| Task to complete |
Reproduce all of the data exactly, with no line skipped.

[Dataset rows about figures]
* * * * * * *

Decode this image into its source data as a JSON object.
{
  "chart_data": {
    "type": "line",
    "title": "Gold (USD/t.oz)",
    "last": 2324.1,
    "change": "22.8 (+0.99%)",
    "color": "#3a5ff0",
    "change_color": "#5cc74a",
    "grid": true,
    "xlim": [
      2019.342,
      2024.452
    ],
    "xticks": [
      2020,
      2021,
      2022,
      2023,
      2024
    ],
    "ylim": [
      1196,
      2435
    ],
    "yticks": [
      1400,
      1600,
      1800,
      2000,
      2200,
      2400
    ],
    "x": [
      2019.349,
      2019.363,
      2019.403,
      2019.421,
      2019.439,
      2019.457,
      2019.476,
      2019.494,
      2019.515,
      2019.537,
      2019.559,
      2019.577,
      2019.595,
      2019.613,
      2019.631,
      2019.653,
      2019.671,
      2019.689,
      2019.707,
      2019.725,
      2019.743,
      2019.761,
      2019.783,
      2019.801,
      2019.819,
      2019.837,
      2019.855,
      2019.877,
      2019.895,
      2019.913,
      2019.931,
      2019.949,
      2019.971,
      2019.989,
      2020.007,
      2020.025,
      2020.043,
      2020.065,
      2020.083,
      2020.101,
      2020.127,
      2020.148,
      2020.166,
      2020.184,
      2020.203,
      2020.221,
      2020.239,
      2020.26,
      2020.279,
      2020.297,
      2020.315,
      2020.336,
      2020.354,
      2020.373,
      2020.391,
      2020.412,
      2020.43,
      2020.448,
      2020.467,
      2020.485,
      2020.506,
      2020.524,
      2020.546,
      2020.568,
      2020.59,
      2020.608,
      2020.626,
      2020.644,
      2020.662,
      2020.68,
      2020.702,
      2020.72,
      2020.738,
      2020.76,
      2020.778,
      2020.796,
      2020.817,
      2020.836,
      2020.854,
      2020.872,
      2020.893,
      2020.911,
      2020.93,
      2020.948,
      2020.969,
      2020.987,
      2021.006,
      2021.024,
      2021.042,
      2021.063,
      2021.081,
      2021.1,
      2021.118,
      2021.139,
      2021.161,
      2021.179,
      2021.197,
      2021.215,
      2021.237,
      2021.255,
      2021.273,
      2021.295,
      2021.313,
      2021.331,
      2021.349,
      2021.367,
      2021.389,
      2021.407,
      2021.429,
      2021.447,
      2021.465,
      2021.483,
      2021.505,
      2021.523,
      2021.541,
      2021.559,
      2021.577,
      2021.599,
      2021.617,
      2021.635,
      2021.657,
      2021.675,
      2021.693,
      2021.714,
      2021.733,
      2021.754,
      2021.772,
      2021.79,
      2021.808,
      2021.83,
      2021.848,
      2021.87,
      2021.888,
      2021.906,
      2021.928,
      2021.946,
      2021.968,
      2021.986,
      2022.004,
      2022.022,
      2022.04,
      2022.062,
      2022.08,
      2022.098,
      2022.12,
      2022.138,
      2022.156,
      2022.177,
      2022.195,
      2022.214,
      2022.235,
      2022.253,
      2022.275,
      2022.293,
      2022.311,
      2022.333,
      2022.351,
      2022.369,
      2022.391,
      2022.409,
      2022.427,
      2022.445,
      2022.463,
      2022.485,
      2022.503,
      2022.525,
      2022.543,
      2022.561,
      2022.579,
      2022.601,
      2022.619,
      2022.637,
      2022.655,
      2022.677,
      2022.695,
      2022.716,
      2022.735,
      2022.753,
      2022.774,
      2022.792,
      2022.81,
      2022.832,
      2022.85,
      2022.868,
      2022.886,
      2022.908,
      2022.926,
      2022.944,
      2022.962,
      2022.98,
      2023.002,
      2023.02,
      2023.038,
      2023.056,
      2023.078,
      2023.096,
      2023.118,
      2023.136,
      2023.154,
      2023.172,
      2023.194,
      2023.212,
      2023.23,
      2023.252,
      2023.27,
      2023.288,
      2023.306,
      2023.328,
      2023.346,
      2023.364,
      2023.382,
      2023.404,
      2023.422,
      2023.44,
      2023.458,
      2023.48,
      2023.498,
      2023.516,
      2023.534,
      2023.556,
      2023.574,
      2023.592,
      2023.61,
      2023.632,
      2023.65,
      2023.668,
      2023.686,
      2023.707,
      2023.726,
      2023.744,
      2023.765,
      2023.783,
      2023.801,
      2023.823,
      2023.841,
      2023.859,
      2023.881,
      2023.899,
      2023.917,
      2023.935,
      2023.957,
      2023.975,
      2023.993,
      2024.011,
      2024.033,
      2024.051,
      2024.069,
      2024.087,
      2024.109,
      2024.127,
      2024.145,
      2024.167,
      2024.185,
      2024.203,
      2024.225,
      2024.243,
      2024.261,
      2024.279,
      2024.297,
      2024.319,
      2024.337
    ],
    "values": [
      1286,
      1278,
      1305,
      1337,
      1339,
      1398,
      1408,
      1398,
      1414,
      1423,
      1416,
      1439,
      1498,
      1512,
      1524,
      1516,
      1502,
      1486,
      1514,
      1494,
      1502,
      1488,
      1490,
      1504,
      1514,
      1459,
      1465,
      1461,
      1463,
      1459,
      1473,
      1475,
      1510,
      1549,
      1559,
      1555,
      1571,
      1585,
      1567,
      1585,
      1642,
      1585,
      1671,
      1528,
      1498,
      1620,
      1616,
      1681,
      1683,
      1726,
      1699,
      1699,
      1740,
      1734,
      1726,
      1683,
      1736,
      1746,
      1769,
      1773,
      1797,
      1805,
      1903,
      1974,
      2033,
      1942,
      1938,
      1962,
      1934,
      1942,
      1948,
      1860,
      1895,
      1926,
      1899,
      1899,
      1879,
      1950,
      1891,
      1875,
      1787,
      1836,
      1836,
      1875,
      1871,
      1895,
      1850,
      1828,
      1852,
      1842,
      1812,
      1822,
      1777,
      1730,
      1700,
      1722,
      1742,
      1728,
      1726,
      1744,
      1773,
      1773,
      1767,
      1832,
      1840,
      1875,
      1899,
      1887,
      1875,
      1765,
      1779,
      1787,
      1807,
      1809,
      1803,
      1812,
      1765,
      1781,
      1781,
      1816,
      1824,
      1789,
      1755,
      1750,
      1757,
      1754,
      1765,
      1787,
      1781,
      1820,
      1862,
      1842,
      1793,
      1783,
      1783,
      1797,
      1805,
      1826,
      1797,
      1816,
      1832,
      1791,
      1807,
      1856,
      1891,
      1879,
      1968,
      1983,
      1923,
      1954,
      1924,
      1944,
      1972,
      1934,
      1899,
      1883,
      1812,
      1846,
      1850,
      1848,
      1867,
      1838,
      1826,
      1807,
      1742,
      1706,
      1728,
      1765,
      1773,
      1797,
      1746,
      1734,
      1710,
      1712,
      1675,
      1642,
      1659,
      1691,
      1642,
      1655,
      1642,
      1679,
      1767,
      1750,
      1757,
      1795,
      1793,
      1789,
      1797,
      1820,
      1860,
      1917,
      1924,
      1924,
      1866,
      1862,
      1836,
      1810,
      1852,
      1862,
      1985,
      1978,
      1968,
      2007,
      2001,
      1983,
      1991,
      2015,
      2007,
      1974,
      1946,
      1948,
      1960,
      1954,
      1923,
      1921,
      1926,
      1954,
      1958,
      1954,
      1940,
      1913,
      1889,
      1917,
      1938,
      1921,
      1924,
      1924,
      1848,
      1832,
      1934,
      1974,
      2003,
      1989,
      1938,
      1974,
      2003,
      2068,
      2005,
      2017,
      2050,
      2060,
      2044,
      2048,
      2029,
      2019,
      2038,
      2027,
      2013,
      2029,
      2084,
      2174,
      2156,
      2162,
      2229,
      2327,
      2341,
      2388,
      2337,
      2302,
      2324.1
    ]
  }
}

* * * * * * *

| Written solution |
Decode this image into its source data as a JSON object.
{
  "chart_data": {
    "type": "line",
    "title": "Gold (USD/t.oz)",
    "last": 2324.1,
    "change": "22.8 (+0.99%)",
    "color": "#3a5ff0",
    "change_color": "#5cc74a",
    "grid": true,
    "xlim": [
      2019.342,
      2024.452
    ],
    "xticks": [
      2020,
      2021,
      2022,
      2023,
      2024
    ],
    "ylim": [
      1196,
      2435
    ],
    "yticks": [
      1400,
      1600,
      1800,
      2000,
      2200,
      2400
    ],
    "x": [
      2019.349,
      2019.363,
      2019.403,
      2019.421,
      2019.439,
      2019.457,
      2019.476,
      2019.494,
      2019.515,
      2019.537,
      2019.559,
      2019.577,
      2019.595,
      2019.613,
      2019.631,
      2019.653,
      2019.671,
      2019.689,
      2019.707,
      2019.725,
      2019.743,
      2019.761,
      2019.783,
      2019.801,
      2019.819,
      2019.837,
      2019.855,
      2019.877,
      2019.895,
      2019.913,
      2019.931,
      2019.949,
      2019.971,
      2019.989,
      2020.007,
      2020.025,
      2020.043,
      2020.065,
      2020.083,
      2020.101,
      2020.127,
      2020.148,
      2020.166,
      2020.184,
      2020.203,
      2020.221,
      2020.239,
      2020.26,
      2020.279,
      2020.297,
      2020.315,
      2020.336,
      2020.354,
      2020.373,
      2020.391,
      2020.412,
      2020.43,
      2020.448,
      2020.467,
      2020.485,
      2020.506,
      2020.524,
      2020.546,
      2020.568,
      2020.59,
      2020.608,
      2020.626,
      2020.644,
      2020.662,
      2020.68,
      2020.702,
      2020.72,
      2020.738,
      2020.76,
      2020.778,
      2020.796,
      2020.817,
      2020.836,
      2020.854,
      2020.872,
      2020.893,
      2020.911,
      2020.93,
      2020.948,
      2020.969,
      2020.987,
      2021.006,
      2021.024,
      2021.042,
      2021.063,
      2021.081,
      2021.1,
      2021.118,
      2021.139,
      2021.161,
      2021.179,
      2021.197,
      2021.215,
      2021.237,
      2021.255,
      2021.273,
      2021.295,
      2021.313,
      2021.331,
      2021.349,
      2021.367,
      2021.389,
      2021.407,
      2021.429,
      2021.447,
      2021.465,
      2021.483,
      2021.505,
      2021.523,
      2021.541,
      2021.559,
      2021.577,
      2021.599,
      2021.617,
      2021.635,
      2021.657,
      2021.675,
      2021.693,
      2021.714,
      2021.733,
      2021.754,
      2021.772,
      2021.79,
      2021.808,
      2021.83,
      2021.848,
      2021.87,
      2021.888,
      2021.906,
      2021.928,
      2021.946,
      2021.968,
      2021.986,
      2022.004,
      2022.022,
      2022.04,
      2022.062,
      2022.08,
      2022.098,
      2022.12,
      2022.138,
      2022.156,
      2022.177,
      2022.195,
      2022.214,
      2022.235,
      2022.253,
      2022.275,
      2022.293,
      2022.311,
      2022.333,
      2022.351,
      2022.369,
      2022.391,
      2022.409,
      2022.427,
      2022.445,
      2022.463,
      2022.485,
      2022.503,
      2022.525,
      2022.543,
      2022.561,
      2022.579,
      2022.601,
      2022.619,
      2022.637,
      2022.655,
      2022.677,
      2022.695,
      2022.716,
      2022.735,
      2022.753,
      2022.774,
      2022.792,
      2022.81,
      2022.832,
      2022.85,
      2022.868,
      2022.886,
      2022.908,
      2022.926,
      2022.944,
      2022.962,
      2022.98,
      2023.002,
      2023.02,
      2023.038,
      2023.056,
      2023.078,
      2023.096,
      2023.118,
      2023.136,
      2023.154,
      2023.172,
      2023.194,
      2023.212,
      2023.23,
      2023.252,
      2023.27,
      2023.288,
      2023.306,
      2023.328,
      2023.346,
      2023.364,
      2023.382,
      2023.404,
      2023.422,
      2023.44,
      2023.458,
      2023.48,
      2023.498,
      2023.516,
      2023.534,
      2023.556,
      2023.574,
      2023.592,
      2023.61,
      2023.632,
      2023.65,
      2023.668,
      2023.686,
      2023.707,
      2023.726,
      2023.744,
      2023.765,
      2023.783,
      2023.801,
      2023.823,
      2023.841,
      2023.859,
      2023.881,
      2023.899,
      2023.917,
      2023.935,
      2023.957,
      2023.975,
      2023.993,
      2024.011,
      2024.033,
      2024.051,
      2024.069,
      2024.087,
      2024.109,
      2024.127,
      2024.145,
      2024.167,
      2024.185,
      2024.203,
      2024.225,
      2024.243,
      2024.261,
      2024.279,
      2024.297,
      2024.319,
      2024.337
    ],
    "values": [
      1286,
      1278,
      1305,
      1337,
      1339,
      1398,
      1408,
      1398,
      1414,
      1423,
      1416,
      1439,
      1498,
      1512,
      1524,
      1516,
      1502,
      1486,
      1514,
      1494,
      1502,
      1488,
      1490,
      1504,
      1514,
      1459,
      1465,
      1461,
      1463,
      1459,
      1473,
      1475,
      1510,
      1549,
      1559,
      1555,
      1571,
      1585,
      1567,
      1585,
      1642,
      1585,
      1671,
      1528,
      1498,
      1620,
      1616,
      1681,
      1683,
      1726,
      1699,
      1699,
      1740,
      1734,
      1726,
      1683,
      1736,
      1746,
      1769,
      1773,
      1797,
      1805,
      1903,
      1974,
      2033,
      1942,
      1938,
      1962,
      1934,
      1942,
      1948,
      1860,
      1895,
      1926,
      1899,
      1899,
      1879,
      1950,
      1891,
      1875,
      1787,
      1836,
      1836,
      1875,
      1871,
      1895,
      1850,
      1828,
      1852,
      1842,
      1812,
      1822,
      1777,
      1730,
      1700,
      1722,
      1742,
      1728,
      1726,
      1744,
      1773,
      1773,
      1767,
      1832,
      1840,
      1875,
      1899,
      1887,
      1875,
      1765,
      1779,
      1787,
      1807,
      1809,
      1803,
      1812,
      1765,
      1781,
      1781,
      1816,
      1824,
      1789,
      1755,
      1750,
      1757,
      1754,
      1765,
      1787,
      1781,
      1820,
      1862,
      1842,
      1793,
      1783,
      1783,
      1797,
      1805,
      1826,
      1797,
      1816,
      1832,
      1791,
      1807,
      1856,
      1891,
      1879,
      1968,
      1983,
      1923,
      1954,
      1924,
      1944,
      1972,
      1934,
      1899,
      1883,
      1812,
      1846,
      1850,
      1848,
      1867,
      1838,
      1826,
      1807,
      1742,
      1706,
      1728,
      1765,
      1773,
      1797,
      1746,
      1734,
      1710,
      1712,
      1675,
      1642,
      1659,
      1691,
      1642,
      1655,
      1642,
      1679,
      1767,
      1750,
      1757,
      1795,
      1793,
      1789,
      1797,
      1820,
      1860,
      1917,
      1924,
      1924,
      1866,
      1862,
      1836,
      1810,
      1852,
      1862,
      1985,
      1978,
      1968,
      2007,
      2001,
      1983,
      1991,
      2015,
      2007,
      1974,
      1946,
      1948,
      1960,
      1954,
      1923,
      1921,
      1926,
      1954,
      1958,
      1954,
      1940,
      1913,
      1889,
      1917,
      1938,
      1921,
      1924,
      1924,
      1848,
      1832,
      1934,
      1974,
      2003,
      1989,
      1938,
      1974,
      2003,
      2068,
      2005,
      2017,
      2050,
      2060,
      2044,
      2048,
      2029,
      2019,
      2038,
      2027,
      2013,
      2029,
      2084,
      2174,
      2156,
      2162,
      2229,
      2327,
      2341,
      2388,
      2337,
      2302,
      2324.1
    ]
  }
}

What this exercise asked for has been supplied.